→ **DIRECTION**
Below is a block of records; repeat all of them exactly.

→ **RECORDS PROVIDED**

= = = =

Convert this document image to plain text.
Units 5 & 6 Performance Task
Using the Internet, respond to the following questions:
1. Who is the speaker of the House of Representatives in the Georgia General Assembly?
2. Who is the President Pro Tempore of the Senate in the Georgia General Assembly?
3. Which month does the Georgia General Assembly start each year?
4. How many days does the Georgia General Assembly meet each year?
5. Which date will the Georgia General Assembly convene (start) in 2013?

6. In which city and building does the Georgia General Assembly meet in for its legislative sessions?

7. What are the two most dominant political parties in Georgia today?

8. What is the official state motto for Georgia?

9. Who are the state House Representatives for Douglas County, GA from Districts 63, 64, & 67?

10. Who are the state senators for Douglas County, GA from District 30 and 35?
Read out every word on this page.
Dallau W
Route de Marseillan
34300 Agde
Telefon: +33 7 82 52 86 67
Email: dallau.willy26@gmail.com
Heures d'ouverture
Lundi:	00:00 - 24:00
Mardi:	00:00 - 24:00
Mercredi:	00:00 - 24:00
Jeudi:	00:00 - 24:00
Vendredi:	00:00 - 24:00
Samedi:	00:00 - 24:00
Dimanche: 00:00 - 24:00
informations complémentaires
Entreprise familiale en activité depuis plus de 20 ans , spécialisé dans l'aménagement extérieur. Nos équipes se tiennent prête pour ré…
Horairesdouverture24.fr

= = = =

→ **ANSWER TO THIS EXERCISE**
Convert this document image to plain text.
Units 5 & 6 Performance Task
Using the Internet, respond to the following questions:
1. Who is the speaker of the House of Representatives in the Georgia General Assembly?
2. Who is the President Pro Tempore of the Senate in the Georgia General Assembly?
3. Which month does the Georgia General Assembly start each year?
4. How many days does the Georgia General Assembly meet each year?
5. Which date will the Georgia General Assembly convene (start) in 2013?

6. In which city and building does the Georgia General Assembly meet in for its legislative sessions?

7. What are the two most dominant political parties in Georgia today?

8. What is the official state motto for Georgia?

9. Who are the state House Representatives for Douglas County, GA from Districts 63, 64, & 67?

10. Who are the state senators for Douglas County, GA from District 30 and 35?
Read out every word on this page.
Dallau W
Route de Marseillan
34300 Agde
Telefon: +33 7 82 52 86 67
Email: dallau.willy26@gmail.com
Heures d'ouverture
Lundi:	00:00 - 24:00
Mardi:	00:00 - 24:00
Mercredi:	00:00 - 24:00
Jeudi:	00:00 - 24:00
Vendredi:	00:00 - 24:00
Samedi:	00:00 - 24:00
Dimanche: 00:00 - 24:00
informations complémentaires
Entreprise familiale en activité depuis plus de 20 ans , spécialisé dans l'aménagement extérieur. Nos équipes se tiennent prête pour ré…
Horairesdouverture24.fr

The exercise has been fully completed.